# Provided data start

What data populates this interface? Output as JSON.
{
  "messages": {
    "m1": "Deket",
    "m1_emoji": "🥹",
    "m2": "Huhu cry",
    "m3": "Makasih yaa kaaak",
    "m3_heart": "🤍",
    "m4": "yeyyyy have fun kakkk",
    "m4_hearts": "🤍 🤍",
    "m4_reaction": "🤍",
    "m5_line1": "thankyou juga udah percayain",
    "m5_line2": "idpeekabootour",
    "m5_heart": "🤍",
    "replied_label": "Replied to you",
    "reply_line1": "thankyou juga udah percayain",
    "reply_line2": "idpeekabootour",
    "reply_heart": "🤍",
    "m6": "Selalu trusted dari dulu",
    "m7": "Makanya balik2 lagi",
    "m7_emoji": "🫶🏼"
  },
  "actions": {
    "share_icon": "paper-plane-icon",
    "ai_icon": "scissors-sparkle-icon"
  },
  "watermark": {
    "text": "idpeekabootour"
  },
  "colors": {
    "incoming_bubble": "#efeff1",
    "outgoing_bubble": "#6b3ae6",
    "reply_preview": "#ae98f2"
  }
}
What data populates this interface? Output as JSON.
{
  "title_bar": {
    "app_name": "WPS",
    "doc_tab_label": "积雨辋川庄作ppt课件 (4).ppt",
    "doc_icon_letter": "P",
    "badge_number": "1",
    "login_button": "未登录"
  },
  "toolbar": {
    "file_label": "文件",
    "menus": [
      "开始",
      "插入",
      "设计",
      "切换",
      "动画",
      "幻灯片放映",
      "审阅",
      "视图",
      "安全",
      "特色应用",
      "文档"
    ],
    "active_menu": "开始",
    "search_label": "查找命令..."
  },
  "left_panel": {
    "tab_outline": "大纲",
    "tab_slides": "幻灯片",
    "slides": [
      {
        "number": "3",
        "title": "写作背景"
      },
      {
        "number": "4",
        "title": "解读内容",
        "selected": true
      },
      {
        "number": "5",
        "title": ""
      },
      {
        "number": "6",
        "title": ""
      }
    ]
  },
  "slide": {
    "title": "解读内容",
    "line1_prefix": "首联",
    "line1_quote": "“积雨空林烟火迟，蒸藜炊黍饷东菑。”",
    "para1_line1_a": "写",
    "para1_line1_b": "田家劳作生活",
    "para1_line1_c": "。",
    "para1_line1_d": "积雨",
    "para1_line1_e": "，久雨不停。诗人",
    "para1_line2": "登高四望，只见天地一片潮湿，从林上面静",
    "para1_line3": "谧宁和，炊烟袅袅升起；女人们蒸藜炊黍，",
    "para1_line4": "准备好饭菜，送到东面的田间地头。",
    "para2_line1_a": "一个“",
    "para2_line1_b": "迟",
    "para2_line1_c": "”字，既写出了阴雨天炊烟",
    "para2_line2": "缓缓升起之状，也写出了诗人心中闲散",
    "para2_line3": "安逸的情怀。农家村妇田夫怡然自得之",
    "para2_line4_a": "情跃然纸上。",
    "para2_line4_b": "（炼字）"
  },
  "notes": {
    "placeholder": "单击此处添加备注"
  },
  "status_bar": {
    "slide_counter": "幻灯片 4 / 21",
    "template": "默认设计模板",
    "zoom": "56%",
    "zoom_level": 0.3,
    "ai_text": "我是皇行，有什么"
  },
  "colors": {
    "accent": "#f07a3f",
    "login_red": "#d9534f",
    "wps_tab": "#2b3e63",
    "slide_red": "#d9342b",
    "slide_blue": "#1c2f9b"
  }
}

# Provided data end

• _Stated goal_: Set all of the records down again, exactly as they stand.

• _Exercise result_:
What data populates this interface? Output as JSON.
{
  "messages": {
    "m1": "Deket",
    "m1_emoji": "🥹",
    "m2": "Huhu cry",
    "m3": "Makasih yaa kaaak",
    "m3_heart": "🤍",
    "m4": "yeyyyy have fun kakkk",
    "m4_hearts": "🤍 🤍",
    "m4_reaction": "🤍",
    "m5_line1": "thankyou juga udah percayain",
    "m5_line2": "idpeekabootour",
    "m5_heart": "🤍",
    "replied_label": "Replied to you",
    "reply_line1": "thankyou juga udah percayain",
    "reply_line2": "idpeekabootour",
    "reply_heart": "🤍",
    "m6": "Selalu trusted dari dulu",
    "m7": "Makanya balik2 lagi",
    "m7_emoji": "🫶🏼"
  },
  "actions": {
    "share_icon": "paper-plane-icon",
    "ai_icon": "scissors-sparkle-icon"
  },
  "watermark": {
    "text": "idpeekabootour"
  },
  "colors": {
    "incoming_bubble": "#efeff1",
    "outgoing_bubble": "#6b3ae6",
    "reply_preview": "#ae98f2"
  }
}
What data populates this interface? Output as JSON.
{
  "title_bar": {
    "app_name": "WPS",
    "doc_tab_label": "积雨辋川庄作ppt课件 (4).ppt",
    "doc_icon_letter": "P",
    "badge_number": "1",
    "login_button": "未登录"
  },
  "toolbar": {
    "file_label": "文件",
    "menus": [
      "开始",
      "插入",
      "设计",
      "切换",
      "动画",
      "幻灯片放映",
      "审阅",
      "视图",
      "安全",
      "特色应用",
      "文档"
    ],
    "active_menu": "开始",
    "search_label": "查找命令..."
  },
  "left_panel": {
    "tab_outline": "大纲",
    "tab_slides": "幻灯片",
    "slides": [
      {
        "number": "3",
        "title": "写作背景"
      },
      {
        "number": "4",
        "title": "解读内容",
        "selected": true
      },
      {
        "number": "5",
        "title": ""
      },
      {
        "number": "6",
        "title": ""
      }
    ]
  },
  "slide": {
    "title": "解读内容",
    "line1_prefix": "首联",
    "line1_quote": "“积雨空林烟火迟，蒸藜炊黍饷东菑。”",
    "para1_line1_a": "写",
    "para1_line1_b": "田家劳作生活",
    "para1_line1_c": "。",
    "para1_line1_d": "积雨",
    "para1_line1_e": "，久雨不停。诗人",
    "para1_line2": "登高四望，只见天地一片潮湿，从林上面静",
    "para1_line3": "谧宁和，炊烟袅袅升起；女人们蒸藜炊黍，",
    "para1_line4": "准备好饭菜，送到东面的田间地头。",
    "para2_line1_a": "一个“",
    "para2_line1_b": "迟",
    "para2_line1_c": "”字，既写出了阴雨天炊烟",
    "para2_line2": "缓缓升起之状，也写出了诗人心中闲散",
    "para2_line3": "安逸的情怀。农家村妇田夫怡然自得之",
    "para2_line4_a": "情跃然纸上。",
    "para2_line4_b": "（炼字）"
  },
  "notes": {
    "placeholder": "单击此处添加备注"
  },
  "status_bar": {
    "slide_counter": "幻灯片 4 / 21",
    "template": "默认设计模板",
    "zoom": "56%",
    "zoom_level": 0.3,
    "ai_text": "我是皇行，有什么"
  },
  "colors": {
    "accent": "#f07a3f",
    "login_red": "#d9534f",
    "wps_tab": "#2b3e63",
    "slide_red": "#d9342b",
    "slide_blue": "#1c2f9b"
  }
}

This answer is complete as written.